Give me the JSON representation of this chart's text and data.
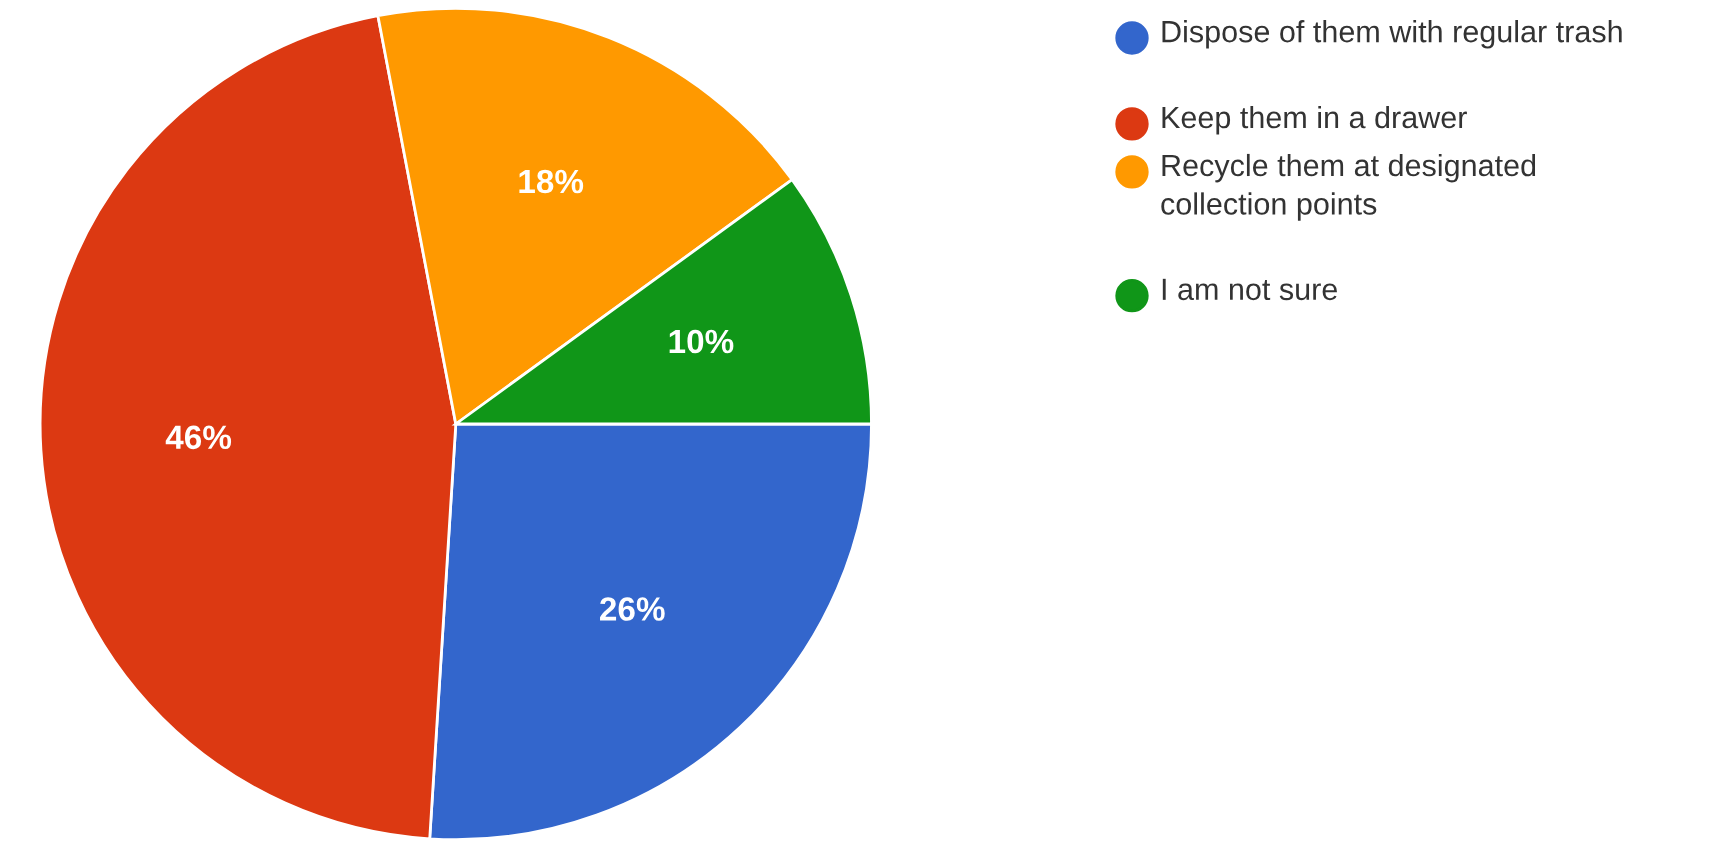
{
  "chart_data": {
    "type": "pie",
    "categories": [
      "Dispose of them with regular trash",
      "Keep them in a drawer",
      "Recycle them at designated collection points",
      "I am not sure"
    ],
    "values": [
      26,
      46,
      18,
      10
    ],
    "colors": [
      "#3366cc",
      "#dc3912",
      "#ff9900",
      "#109618"
    ],
    "value_labels": [
      "26%",
      "46%",
      "18%",
      "10%"
    ],
    "legend": "right"
  }
}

- Given exercise: Report how many lines of the records above contain the word "them", giving only the number.

- The result: 3